THE TASK → Present the rows from the line with "profile-card[interactable]: 中等 <box>283" to the line with "profile-name: 暗 <box>25 747 58 785</box>", both ends included, as a numbered list with blank lines left out.

─── INPUT RECORDS

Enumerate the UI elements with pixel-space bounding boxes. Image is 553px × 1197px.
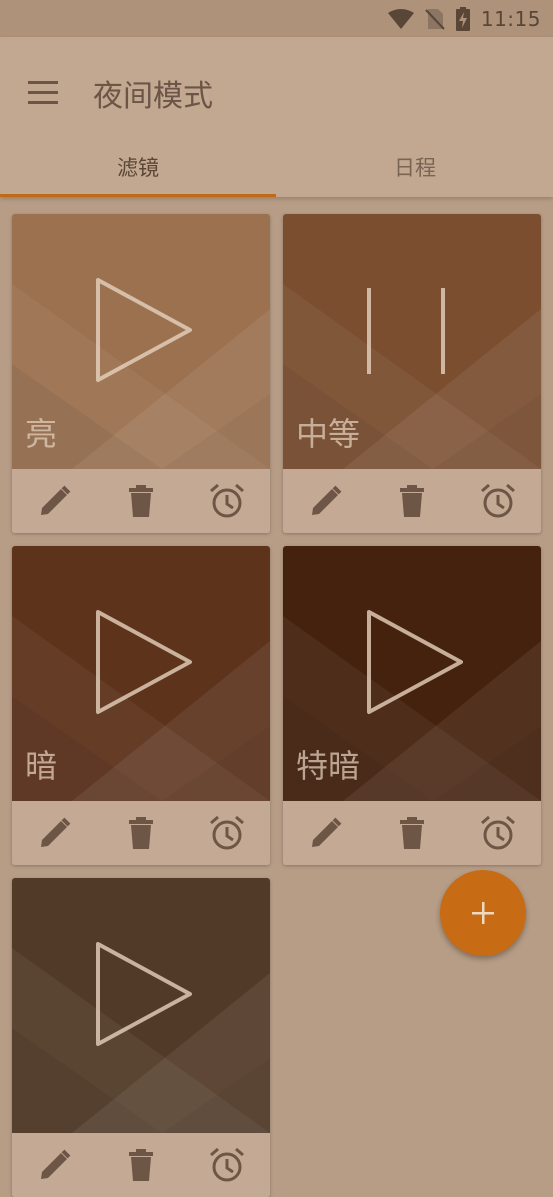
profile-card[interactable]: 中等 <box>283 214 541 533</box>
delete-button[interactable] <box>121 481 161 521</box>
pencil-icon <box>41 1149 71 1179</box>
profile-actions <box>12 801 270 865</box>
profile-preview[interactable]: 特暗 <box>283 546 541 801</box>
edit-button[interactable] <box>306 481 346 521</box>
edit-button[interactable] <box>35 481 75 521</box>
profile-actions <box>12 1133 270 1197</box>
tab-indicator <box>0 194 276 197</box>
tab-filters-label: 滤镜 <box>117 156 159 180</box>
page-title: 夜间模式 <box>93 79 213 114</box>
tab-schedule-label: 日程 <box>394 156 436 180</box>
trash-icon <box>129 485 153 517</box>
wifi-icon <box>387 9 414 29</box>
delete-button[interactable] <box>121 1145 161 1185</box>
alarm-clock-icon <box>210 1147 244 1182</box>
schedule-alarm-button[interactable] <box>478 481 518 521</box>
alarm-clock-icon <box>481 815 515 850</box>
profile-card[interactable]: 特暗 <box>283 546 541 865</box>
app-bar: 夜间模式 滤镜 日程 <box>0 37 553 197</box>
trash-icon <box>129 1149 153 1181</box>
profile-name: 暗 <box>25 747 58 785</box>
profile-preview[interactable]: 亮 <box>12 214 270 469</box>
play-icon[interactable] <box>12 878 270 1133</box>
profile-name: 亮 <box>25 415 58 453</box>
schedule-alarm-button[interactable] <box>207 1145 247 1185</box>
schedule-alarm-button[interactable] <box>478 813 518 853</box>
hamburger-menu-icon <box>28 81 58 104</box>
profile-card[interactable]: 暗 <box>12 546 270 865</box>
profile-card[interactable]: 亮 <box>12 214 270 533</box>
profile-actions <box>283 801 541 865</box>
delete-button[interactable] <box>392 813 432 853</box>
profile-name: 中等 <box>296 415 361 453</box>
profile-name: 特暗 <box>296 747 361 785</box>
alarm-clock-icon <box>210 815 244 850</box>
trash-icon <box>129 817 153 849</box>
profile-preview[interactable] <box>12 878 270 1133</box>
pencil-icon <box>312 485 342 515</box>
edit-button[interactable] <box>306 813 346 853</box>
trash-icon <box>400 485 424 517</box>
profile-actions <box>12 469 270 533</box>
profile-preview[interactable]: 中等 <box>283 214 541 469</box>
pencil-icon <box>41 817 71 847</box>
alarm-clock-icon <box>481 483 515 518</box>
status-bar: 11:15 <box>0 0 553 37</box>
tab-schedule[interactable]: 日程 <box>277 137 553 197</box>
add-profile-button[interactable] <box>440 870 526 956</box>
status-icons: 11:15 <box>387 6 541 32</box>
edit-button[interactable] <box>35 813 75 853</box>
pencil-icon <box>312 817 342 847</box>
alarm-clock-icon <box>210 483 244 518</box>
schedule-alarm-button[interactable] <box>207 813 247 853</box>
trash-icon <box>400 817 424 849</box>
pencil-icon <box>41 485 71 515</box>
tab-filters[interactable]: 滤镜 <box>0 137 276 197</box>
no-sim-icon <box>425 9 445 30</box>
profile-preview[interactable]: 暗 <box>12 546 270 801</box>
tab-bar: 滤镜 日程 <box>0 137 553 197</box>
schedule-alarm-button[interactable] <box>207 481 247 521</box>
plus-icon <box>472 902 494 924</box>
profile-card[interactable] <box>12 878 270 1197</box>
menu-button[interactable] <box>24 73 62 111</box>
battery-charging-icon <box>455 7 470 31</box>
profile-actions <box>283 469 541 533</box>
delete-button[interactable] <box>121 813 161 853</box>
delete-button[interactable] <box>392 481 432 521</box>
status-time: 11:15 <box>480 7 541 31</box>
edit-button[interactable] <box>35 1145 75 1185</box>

──────

TASK RESPONSE →
1. profile-card[interactable]: 中等 <box>283 214 541 533</box>
2. delete-button[interactable] <box>121 481 161 521</box>
3. pencil-icon <box>41 1149 71 1179</box>
4. profile-actions <box>12 801 270 865</box>
5. profile-preview[interactable]: 特暗 <box>283 546 541 801</box>
6. edit-button[interactable] <box>306 481 346 521</box>
7. edit-button[interactable] <box>35 481 75 521</box>
8. profile-actions <box>12 1133 270 1197</box>
9. tab-indicator <box>0 194 276 197</box>
10. tab-filters-label: 滤镜 <box>117 156 159 180</box>
11. page-title: 夜间模式 <box>93 79 213 114</box>
12. tab-schedule-label: 日程 <box>394 156 436 180</box>
13. trash-icon <box>129 485 153 517</box>
14. wifi-icon <box>387 9 414 29</box>
15. delete-button[interactable] <box>121 1145 161 1185</box>
16. alarm-clock-icon <box>210 1147 244 1182</box>
17. schedule-alarm-button[interactable] <box>478 481 518 521</box>
18. alarm-clock-icon <box>481 815 515 850</box>
19. profile-card[interactable]: 特暗 <box>283 546 541 865</box>
20. app-bar: 夜间模式 滤镜 日程 <box>0 37 553 197</box>
21. trash-icon <box>129 1149 153 1181</box>
22. profile-name: 暗 <box>25 747 58 785</box>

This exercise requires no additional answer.